= Exercise description =
Write the records below out in full, character for character, with no pictures.
==== Input records
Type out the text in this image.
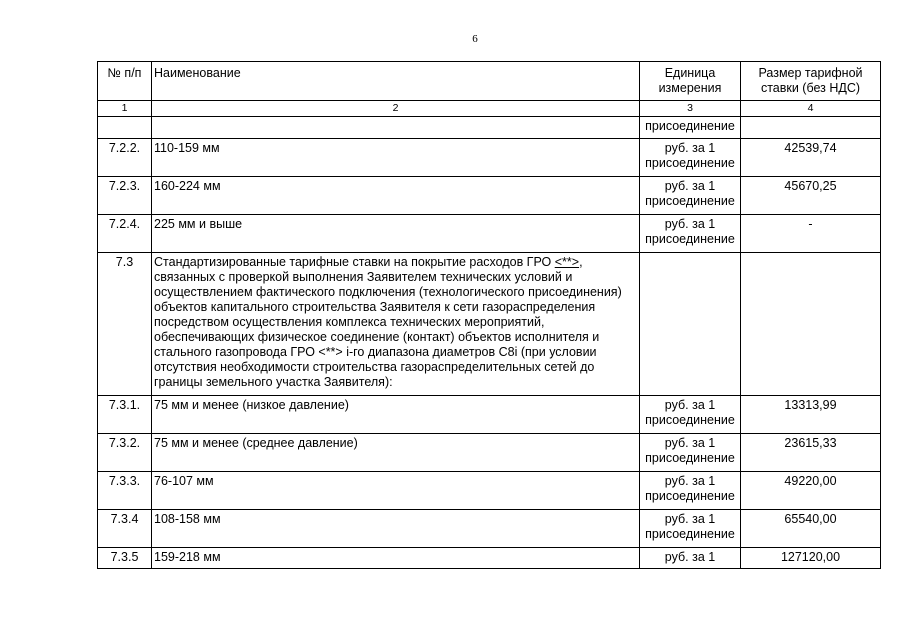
6
№ п/п	Наименование	Единица измерения	Размер тарифной ставки (без НДС)
1	2	3	4
		присоединение	
7.2.2.	110-159 мм	руб. за 1 присоединение	42539,74
7.2.3.	160-224 мм	руб. за 1 присоединение	45670,25
7.2.4.	225 мм и выше	руб. за 1 присоединение	-
7.3	Стандартизированные тарифные ставки на покрытие расходов ГРО <**>, связанных с проверкой выполнения Заявителем технических условий и осуществлением фактического подключения (технологического присоединения) объектов капитального строительства Заявителя к сети газораспределения посредством осуществления комплекса технических мероприятий, обеспечивающих физическое соединение (контакт) объектов исполнителя и стального газопровода ГРО <**> i-го диапазона диаметров C8i (при условии отсутствия необходимости строительства газораспределительных сетей до границы земельного участка Заявителя):		
7.3.1.	75 мм и менее (низкое давление)	руб. за 1 присоединение	13313,99
7.3.2.	75 мм и менее (среднее давление)	руб. за 1 присоединение	23615,33
7.3.3.	76-107 мм	руб. за 1 присоединение	49220,00
7.3.4	108-158 мм	руб. за 1 присоединение	65540,00
7.3.5	159-218 мм	руб. за 1	127120,00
========
= The completed task =
Type out the text in this image.
6
№ п/п	Наименование	Единица измерения	Размер тарифной ставки (без НДС)
1	2	3	4
		присоединение	
7.2.2.	110-159 мм	руб. за 1 присоединение	42539,74
7.2.3.	160-224 мм	руб. за 1 присоединение	45670,25
7.2.4.	225 мм и выше	руб. за 1 присоединение	-
7.3	Стандартизированные тарифные ставки на покрытие расходов ГРО <**>, связанных с проверкой выполнения Заявителем технических условий и осуществлением фактического подключения (технологического присоединения) объектов капитального строительства Заявителя к сети газораспределения посредством осуществления комплекса технических мероприятий, обеспечивающих физическое соединение (контакт) объектов исполнителя и стального газопровода ГРО <**> i-го диапазона диаметров C8i (при условии отсутствия необходимости строительства газораспределительных сетей до границы земельного участка Заявителя):		
7.3.1.	75 мм и менее (низкое давление)	руб. за 1 присоединение	13313,99
7.3.2.	75 мм и менее (среднее давление)	руб. за 1 присоединение	23615,33
7.3.3.	76-107 мм	руб. за 1 присоединение	49220,00
7.3.4	108-158 мм	руб. за 1 присоединение	65540,00
7.3.5	159-218 мм	руб. за 1	127120,00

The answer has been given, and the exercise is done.